PROBLEMS TO WORK ON:
(a) Return the part of the BT quantum network article that begins at the words "12 Jun 2018" and stops after "Quantum Technologies Programme.", copied word for word.
(b) Answer these questions using the BT quantum network article:
(i) Between which two places is the new network being built?
(ii) Which body leads the project?
(iii) Over what distance does the quantum-secured link run?

SELECTED EXTRACT:
================================

BT builds the UK’s first ‘unhackable’ quantum-secured network

12 Jun 2018

Adastral Park in Martlesham, Ipswich, the epicentre of BT’s research, technology and IT operations. Image: VisMedia

BT says its new network will be secure against threats from quantum computers.

Today (12 June), BT announced the construction of a practical quantum-secured, high-speed fibre network between the BT Labs in Adastral Park in Ipswich and Cambridge.

The project is led by the Quantum Communications Hub, which is part of the UK National Quantum Technologies Programme.

Constructed by researchers from BT, the University of York and the University of Cambridge over the past two years, the secure connection was built as part of a project co-funded by the Engineering and Physical Sciences Research Council, and will connect to the Cambridge Metropolitan QKD (quantum key distribution) Network.

First real-world deployment in the UK

The quantum-secured link runs across a standard fibre connection, which runs through numerous BT exchanges over a distance of 120km. This, BT claims, makes it the first high-speed, real-world deployment of quantum-based network security in the UK.

================================

Stored data records:
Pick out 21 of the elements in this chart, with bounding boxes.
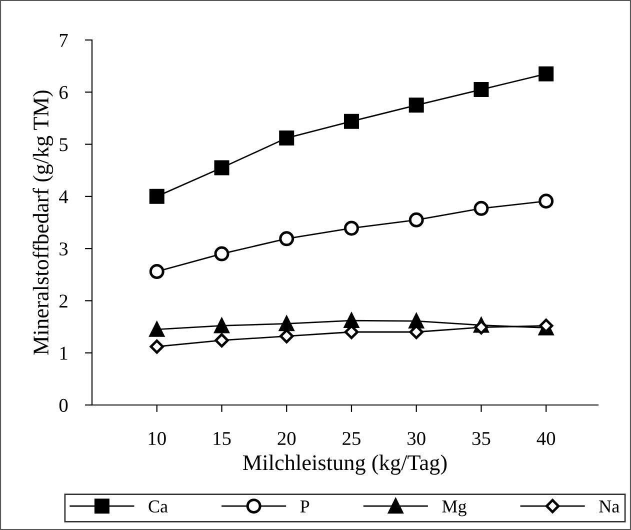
y-tick-label: 4 <box>59 190 68 204</box>
y-tick-label: 5 <box>60 138 68 152</box>
y-tick-label: 3 <box>60 242 68 256</box>
x-tick-label: 20 <box>278 432 296 446</box>
x-tick-label: 25 <box>342 432 360 446</box>
y-tick-label: 7 <box>60 34 68 47</box>
x-tick-label: 15 <box>214 432 231 446</box>
x-tick-label: 30 <box>408 432 426 446</box>
x-tick-label: 35 <box>472 432 490 446</box>
y-tick-label: 2 <box>60 294 68 308</box>
legend-label: Na <box>599 500 620 513</box>
y-tick-label: 0 <box>59 398 68 412</box>
x-tick-label: 40 <box>536 432 556 446</box>
legend-label: Mg <box>442 500 466 516</box>
y-tick-label: 1 <box>60 346 68 360</box>
legend-label: P <box>300 500 310 512</box>
y-tick-label: 6 <box>60 86 68 100</box>
legend-label: Ca <box>148 500 168 513</box>
x-tick-label: 10 <box>148 432 166 446</box>
y-axis-title: Mineralstoffbedarf (g/kg TM) <box>32 90 54 355</box>
x-axis-title: Milchleistung (kg/Tag) <box>243 454 447 475</box>
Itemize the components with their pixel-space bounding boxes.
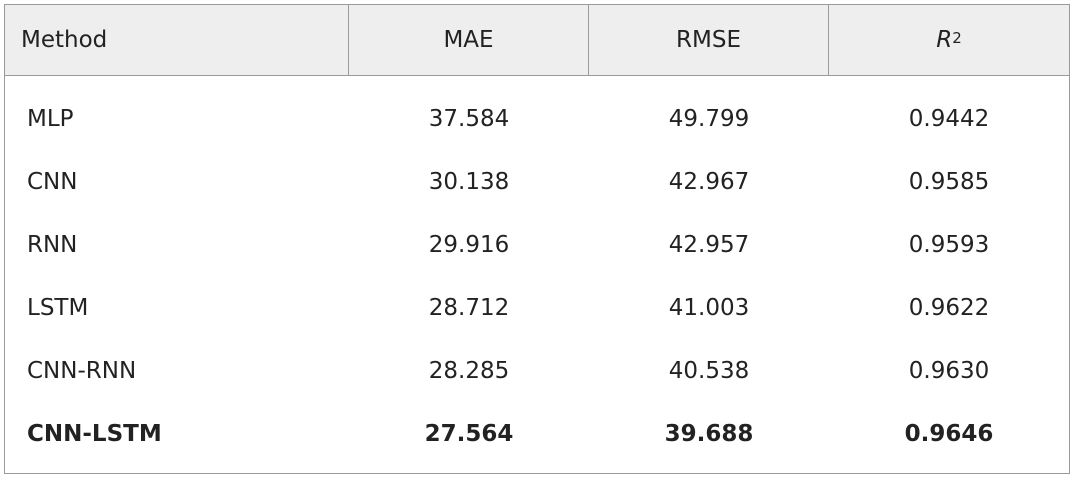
cell-mae: 30.138 [428,168,510,195]
table-row-best: CNN-LSTM 27.564 39.688 0.9646 [5,402,1069,465]
header-r2-superscript: 2 [952,29,962,47]
cell-r2: 0.9593 [908,231,990,258]
table-row: RNN 29.916 42.957 0.9593 [5,213,1069,276]
cell-rmse: 40.538 [668,357,750,384]
cell-rmse: 42.957 [668,231,750,258]
table-body: MLP 37.584 49.799 0.9442 CNN 30.138 42.9… [5,76,1069,465]
header-r2-base: R [936,27,953,53]
header-mae: MAE [349,5,589,75]
cell-rmse: 39.688 [664,420,754,447]
cell-mae: 28.285 [428,357,510,384]
cell-method: CNN-LSTM [27,420,162,447]
header-rmse: RMSE [589,5,829,75]
table-row: LSTM 28.712 41.003 0.9622 [5,276,1069,339]
cell-rmse: 41.003 [668,294,750,321]
cell-method: RNN [27,231,78,258]
cell-r2: 0.9646 [904,420,994,447]
cell-r2: 0.9442 [908,105,990,132]
cell-rmse: 42.967 [668,168,750,195]
cell-mae: 37.584 [428,105,510,132]
cell-mae: 29.916 [428,231,510,258]
cell-rmse: 49.799 [668,105,750,132]
cell-r2: 0.9585 [908,168,990,195]
cell-mae: 27.564 [424,420,514,447]
cell-method: CNN [27,168,78,195]
cell-method: MLP [27,105,74,132]
cell-r2: 0.9630 [908,357,990,384]
table-row: MLP 37.584 49.799 0.9442 [5,87,1069,150]
cell-method: CNN-RNN [27,357,137,384]
header-method: Method [5,5,349,75]
cell-r2: 0.9622 [908,294,990,321]
table-row: CNN 30.138 42.967 0.9585 [5,150,1069,213]
cell-mae: 28.712 [428,294,510,321]
table-row: CNN-RNN 28.285 40.538 0.9630 [5,339,1069,402]
cell-method: LSTM [27,294,89,321]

================================

SOLUTION SET:
(a)
12 Jun 2018

Adastral Park in Martlesham, Ipswich, the epicentre of BT’s research, technology and IT operations. Image: VisMedia

BT says its new network will be secure against threats from quantum computers.

Today (12 June), BT announced the construction of a practical quantum-secured, high-speed fibre network between the BT Labs in Adastral Park in Ipswich and Cambridge.

The project is led by the Quantum Communications Hub, which is part of the UK National Quantum Technologies Programme.

(b)
(i) The BT Labs in Adastral Park in Ipswich and Cambridge.
(ii) The Quantum Communications Hub.
(iii) 120km.